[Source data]

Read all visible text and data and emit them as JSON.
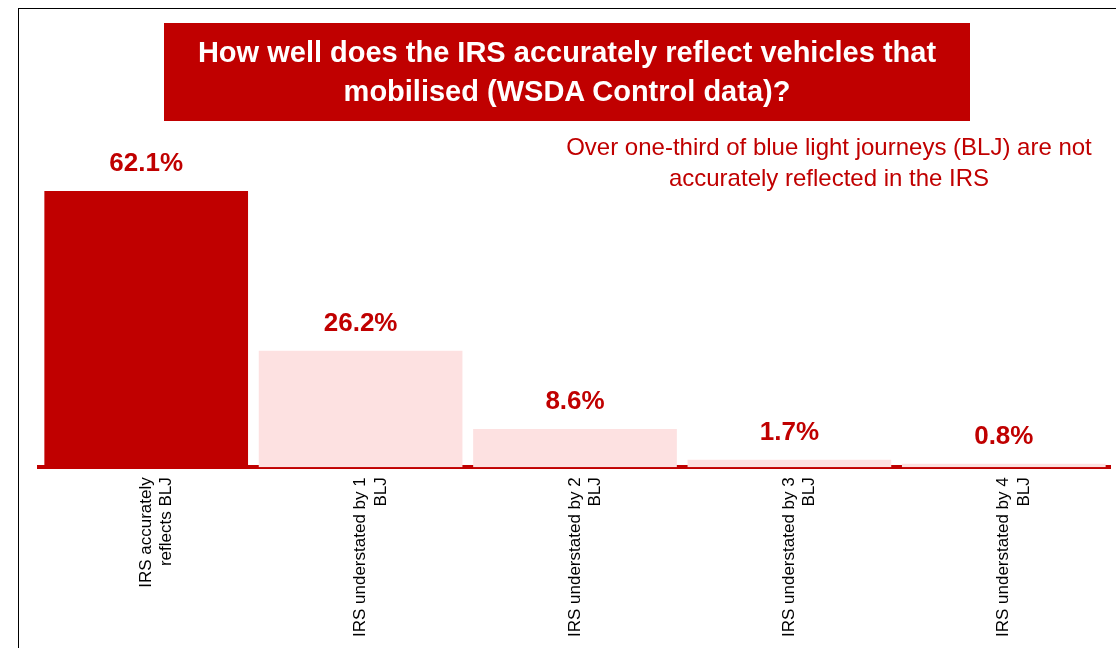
{
  "chart_data": {
    "type": "bar",
    "title": "How well does the IRS accurately reflect vehicles that mobilised (WSDA Control data)?",
    "categories": [
      "IRS accurately reflects BLJ",
      "IRS understated by 1 BLJ",
      "IRS understated by 2 BLJ",
      "IRS understated by 3 BLJ",
      "IRS understated by 4 BLJ"
    ],
    "values": [
      62.1,
      26.2,
      8.6,
      1.7,
      0.8
    ],
    "colors": [
      "#c00000",
      "#fde1e1",
      "#fde1e1",
      "#fde1e1",
      "#fde1e1"
    ],
    "value_labels": [
      "62.1%",
      "26.2%",
      "8.6%",
      "1.7%",
      "0.8%"
    ],
    "annotations": [
      "Over one-third of blue light journeys (BLJ) are not accurately reflected in the IRS"
    ],
    "grid": false,
    "legend": false,
    "tick_labels": "x"
  }
}
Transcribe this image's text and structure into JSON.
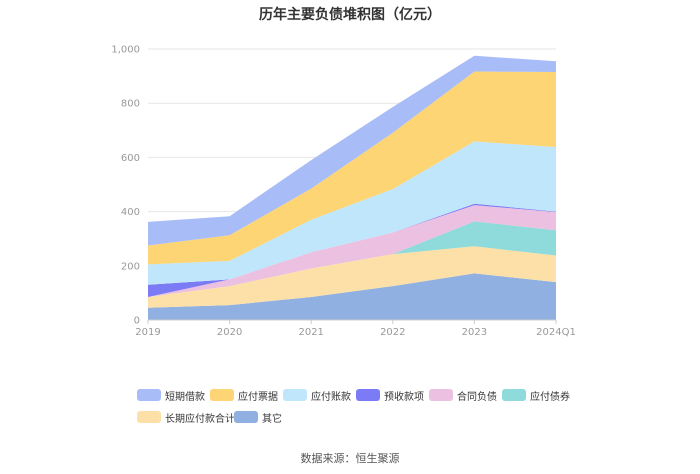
{
  "chart_data": {
    "type": "area",
    "stacked": true,
    "title": "历年主要负债堆积图（亿元）",
    "x": [
      "2019",
      "2020",
      "2021",
      "2022",
      "2023",
      "2024Q1"
    ],
    "y_ticks": [
      "0",
      "200",
      "400",
      "600",
      "800",
      "1,000"
    ],
    "ylim": [
      0,
      1000
    ],
    "grid": true,
    "legend_position": "bottom",
    "series": [
      {
        "name": "其它",
        "color": "#8fb0e0",
        "values": [
          45,
          55,
          85,
          125,
          172,
          140
        ]
      },
      {
        "name": "长期应付款合计",
        "color": "#fde0a8",
        "values": [
          40,
          70,
          105,
          118,
          100,
          98
        ]
      },
      {
        "name": "应付债券",
        "color": "#8fdada",
        "values": [
          0,
          0,
          0,
          0,
          92,
          93
        ]
      },
      {
        "name": "合同负债",
        "color": "#ebc0e0",
        "values": [
          0,
          25,
          60,
          80,
          60,
          67
        ]
      },
      {
        "name": "预收款项",
        "color": "#7b7cf5",
        "values": [
          45,
          0,
          0,
          0,
          5,
          2
        ]
      },
      {
        "name": "应付账款",
        "color": "#bfe6fb",
        "values": [
          75,
          68,
          120,
          160,
          230,
          238
        ]
      },
      {
        "name": "应付票据",
        "color": "#fed574",
        "values": [
          70,
          95,
          115,
          208,
          258,
          277
        ]
      },
      {
        "name": "短期借款",
        "color": "#a8bcf8",
        "values": [
          87,
          70,
          105,
          95,
          58,
          40
        ]
      }
    ]
  },
  "legend": {
    "items": [
      {
        "name": "短期借款",
        "color": "#a8bcf8"
      },
      {
        "name": "应付票据",
        "color": "#fed574"
      },
      {
        "name": "应付账款",
        "color": "#bfe6fb"
      },
      {
        "name": "预收款项",
        "color": "#7b7cf5"
      },
      {
        "name": "合同负债",
        "color": "#ebc0e0"
      },
      {
        "name": "应付债券",
        "color": "#8fdada"
      },
      {
        "name": "长期应付款合计",
        "color": "#fde0a8"
      },
      {
        "name": "其它",
        "color": "#8fb0e0"
      }
    ]
  },
  "source": "数据来源：恒生聚源"
}
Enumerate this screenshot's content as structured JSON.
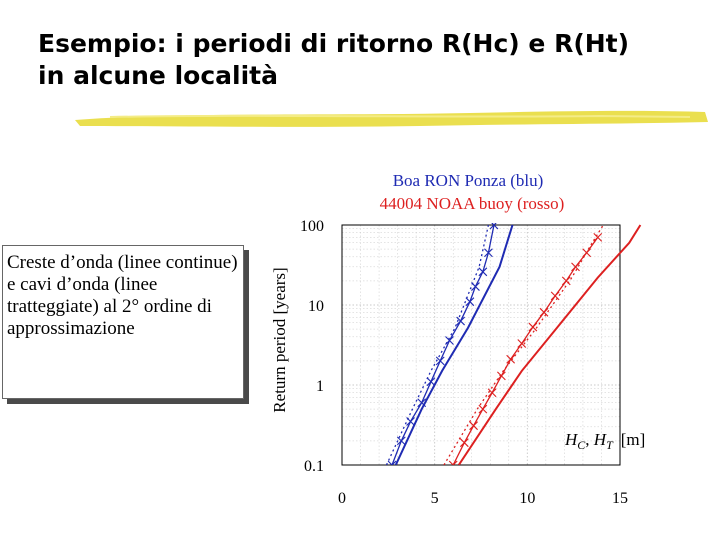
{
  "slide": {
    "title_line1": "Esempio: i periodi di ritorno R(Hc) e R(Ht)",
    "title_line2": "in alcune località",
    "note": "Creste d’onda (linee continue) e cavi d’onda (linee tratteggiate) al 2° ordine di approssimazione"
  },
  "colors": {
    "blue": "#1f2bb3",
    "red": "#dd2020",
    "highlight": "#e8dc3c"
  },
  "chart_data": {
    "type": "line",
    "title": "",
    "legend": [
      {
        "text": "Boa RON Ponza (blu)",
        "color": "#1f2bb3"
      },
      {
        "text": "44004 NOAA buoy (rosso)",
        "color": "#dd2020"
      }
    ],
    "ylabel": "Return period [years]",
    "xlabel_parts": {
      "a": "H",
      "a_sub": "C",
      "sep": ", ",
      "b": "H",
      "b_sub": "T",
      "unit": "[m]"
    },
    "x_range": [
      0,
      15
    ],
    "y_range": [
      0.1,
      100
    ],
    "y_scale": "log",
    "x_ticks": [
      0,
      5,
      10,
      15
    ],
    "y_ticks": [
      0.1,
      1,
      10,
      100
    ],
    "y_tick_labels": [
      "0.1",
      "1",
      "10",
      "100"
    ],
    "grid": true,
    "series": [
      {
        "color": "#1f2bb3",
        "style": "solid",
        "points": [
          [
            2.9,
            0.1
          ],
          [
            4.3,
            0.5
          ],
          [
            5.4,
            1.5
          ],
          [
            6.8,
            5.2
          ],
          [
            8.5,
            30
          ],
          [
            9.2,
            100
          ]
        ]
      },
      {
        "color": "#1f2bb3",
        "style": "dotted",
        "points": [
          [
            2.4,
            0.1
          ],
          [
            3.8,
            0.5
          ],
          [
            4.8,
            1.5
          ],
          [
            6.1,
            5.2
          ],
          [
            7.4,
            30
          ],
          [
            7.9,
            100
          ]
        ]
      },
      {
        "color": "#1f2bb3",
        "style": "crosses",
        "points": [
          [
            2.7,
            0.1
          ],
          [
            3.2,
            0.2
          ],
          [
            3.7,
            0.35
          ],
          [
            4.3,
            0.6
          ],
          [
            4.8,
            1.1
          ],
          [
            5.3,
            2.0
          ],
          [
            5.8,
            3.6
          ],
          [
            6.4,
            6.3
          ],
          [
            6.9,
            11
          ],
          [
            7.2,
            17
          ],
          [
            7.6,
            26
          ],
          [
            7.9,
            45
          ],
          [
            8.2,
            100
          ]
        ]
      },
      {
        "color": "#dd2020",
        "style": "solid",
        "points": [
          [
            6.3,
            0.1
          ],
          [
            8.3,
            0.5
          ],
          [
            9.7,
            1.5
          ],
          [
            11.6,
            5.2
          ],
          [
            13.8,
            22
          ],
          [
            15.5,
            60
          ],
          [
            16.1,
            100
          ]
        ]
      },
      {
        "color": "#dd2020",
        "style": "dotted",
        "points": [
          [
            5.5,
            0.1
          ],
          [
            7.3,
            0.5
          ],
          [
            8.7,
            1.5
          ],
          [
            10.5,
            5.2
          ],
          [
            12.4,
            22
          ],
          [
            13.5,
            60
          ],
          [
            14.1,
            100
          ]
        ]
      },
      {
        "color": "#dd2020",
        "style": "crosses",
        "points": [
          [
            6.0,
            0.1
          ],
          [
            6.6,
            0.19
          ],
          [
            7.1,
            0.31
          ],
          [
            7.6,
            0.5
          ],
          [
            8.1,
            0.8
          ],
          [
            8.6,
            1.3
          ],
          [
            9.1,
            2.1
          ],
          [
            9.7,
            3.3
          ],
          [
            10.3,
            5.3
          ],
          [
            10.9,
            8.1
          ],
          [
            11.5,
            13
          ],
          [
            12.1,
            20
          ],
          [
            12.6,
            30
          ],
          [
            13.2,
            45
          ],
          [
            13.8,
            70
          ]
        ]
      }
    ]
  }
}
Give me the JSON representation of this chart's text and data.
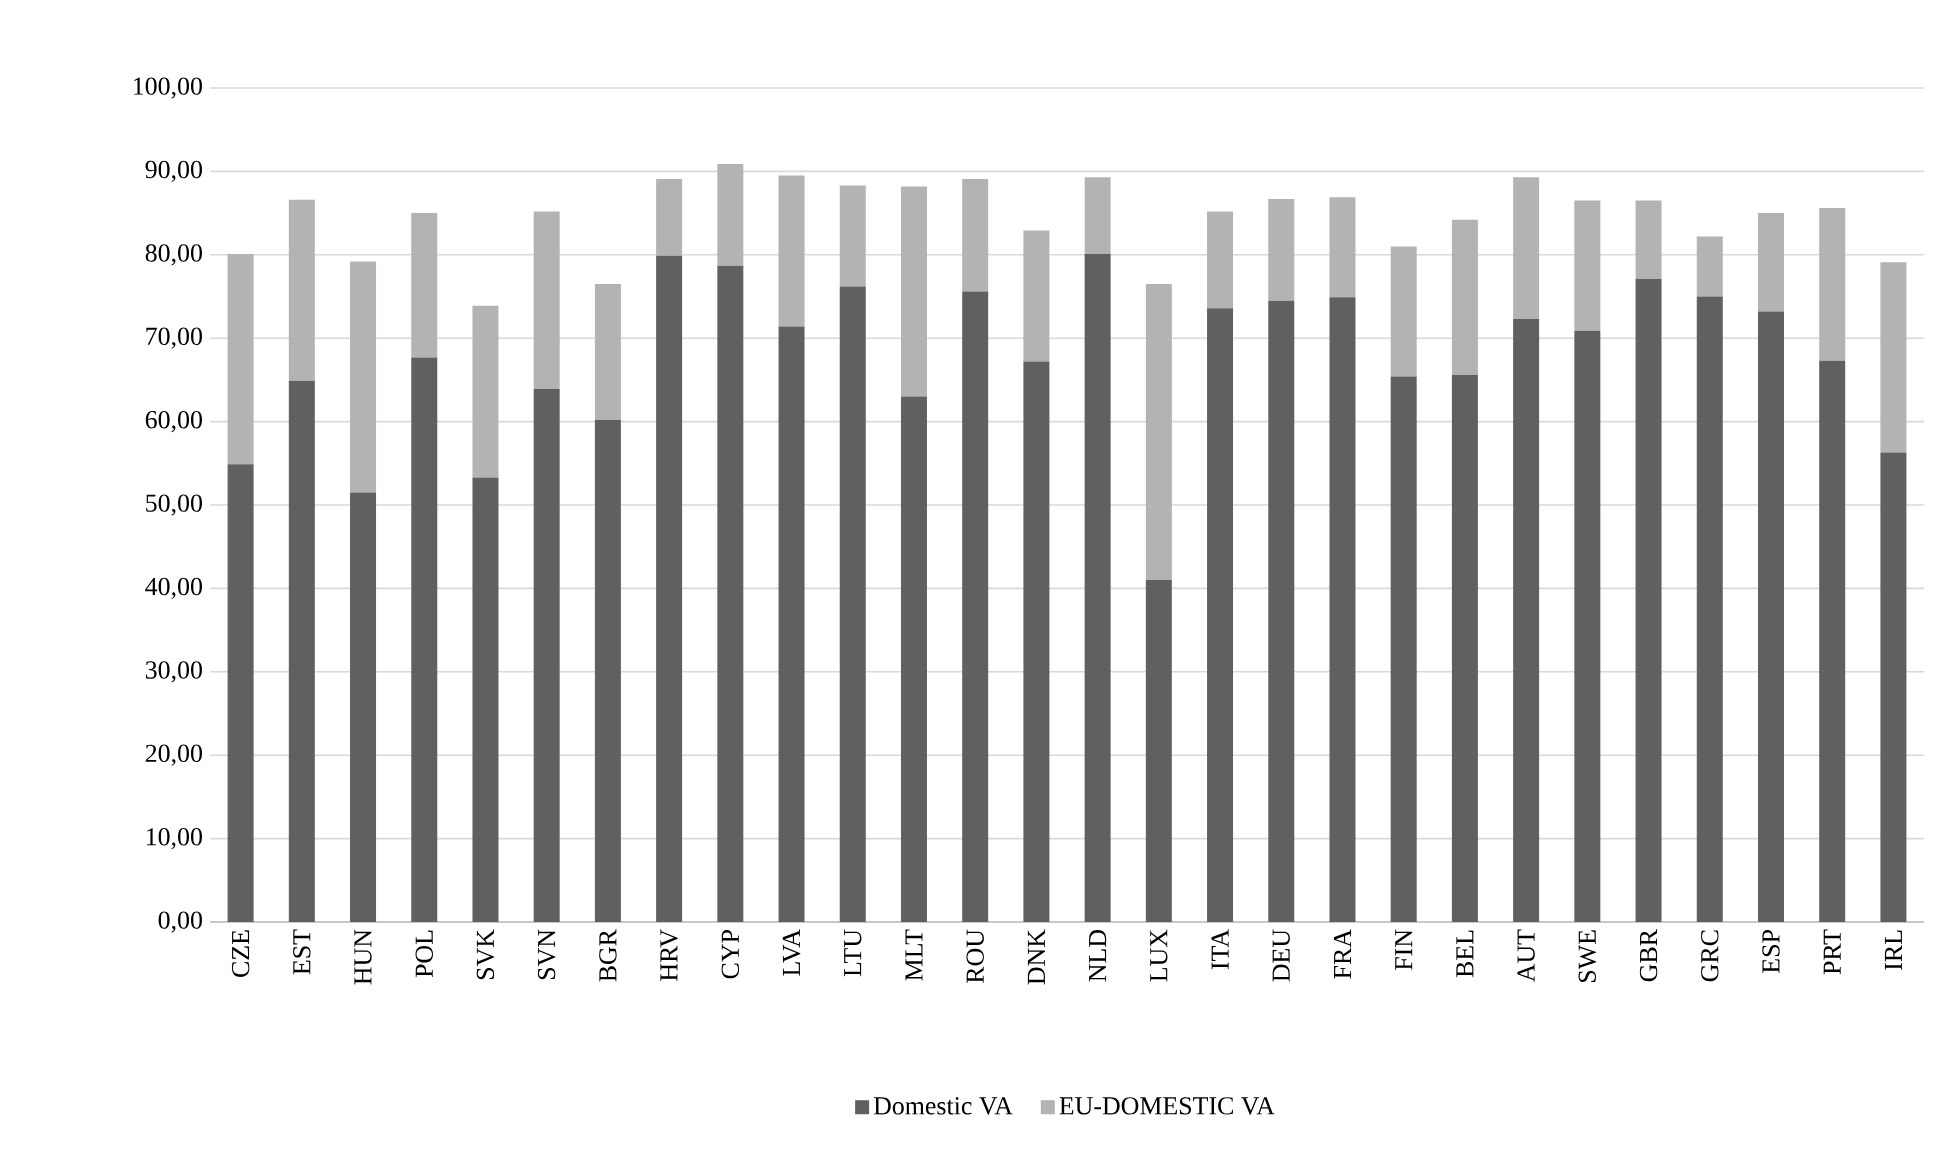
{
  "chart_data": {
    "type": "bar",
    "stacked": true,
    "categories": [
      "CZE",
      "EST",
      "HUN",
      "POL",
      "SVK",
      "SVN",
      "BGR",
      "HRV",
      "CYP",
      "LVA",
      "LTU",
      "MLT",
      "ROU",
      "DNK",
      "NLD",
      "LUX",
      "ITA",
      "DEU",
      "FRA",
      "FIN",
      "BEL",
      "AUT",
      "SWE",
      "GBR",
      "GRC",
      "ESP",
      "PRT",
      "IRL"
    ],
    "series": [
      {
        "name": "Domestic VA",
        "color": "#606060",
        "values": [
          54.9,
          64.9,
          51.5,
          67.7,
          53.3,
          63.9,
          60.2,
          79.9,
          78.7,
          71.4,
          76.2,
          63.0,
          75.6,
          67.2,
          80.1,
          41.0,
          73.6,
          74.5,
          74.9,
          65.4,
          65.6,
          72.3,
          70.9,
          77.1,
          75.0,
          73.2,
          67.3,
          56.3
        ]
      },
      {
        "name": "EU-DOMESTIC VA",
        "color": "#b3b3b3",
        "values": [
          25.2,
          21.7,
          27.7,
          17.3,
          20.6,
          21.3,
          16.3,
          9.2,
          12.2,
          18.1,
          12.1,
          25.2,
          13.5,
          15.7,
          9.2,
          35.5,
          11.6,
          12.2,
          12.0,
          15.6,
          18.6,
          17.0,
          15.6,
          9.4,
          7.2,
          11.8,
          18.3,
          22.8
        ]
      }
    ],
    "ylim": [
      0,
      100
    ],
    "yticks": [
      {
        "value": 0,
        "label": "0,00"
      },
      {
        "value": 10,
        "label": "10,00"
      },
      {
        "value": 20,
        "label": "20,00"
      },
      {
        "value": 30,
        "label": "30,00"
      },
      {
        "value": 40,
        "label": "40,00"
      },
      {
        "value": 50,
        "label": "50,00"
      },
      {
        "value": 60,
        "label": "60,00"
      },
      {
        "value": 70,
        "label": "70,00"
      },
      {
        "value": 80,
        "label": "80,00"
      },
      {
        "value": 90,
        "label": "90,00"
      },
      {
        "value": 100,
        "label": "100,00"
      }
    ],
    "grid": "y",
    "legend": "bottom"
  }
}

WHAT YOU NEED TO DO: Search the records for the word "text", then list every line that has it.

REPLY TO THE TASK:
Read all visible text and data and emit them as JSON.
Transcribe this image's text and structure into JSON.
        "text": "Boa RON Ponza (blu)",
        "text": "44004 NOAA buoy (rosso)",
Give me the JSON representation of this chart's text and data.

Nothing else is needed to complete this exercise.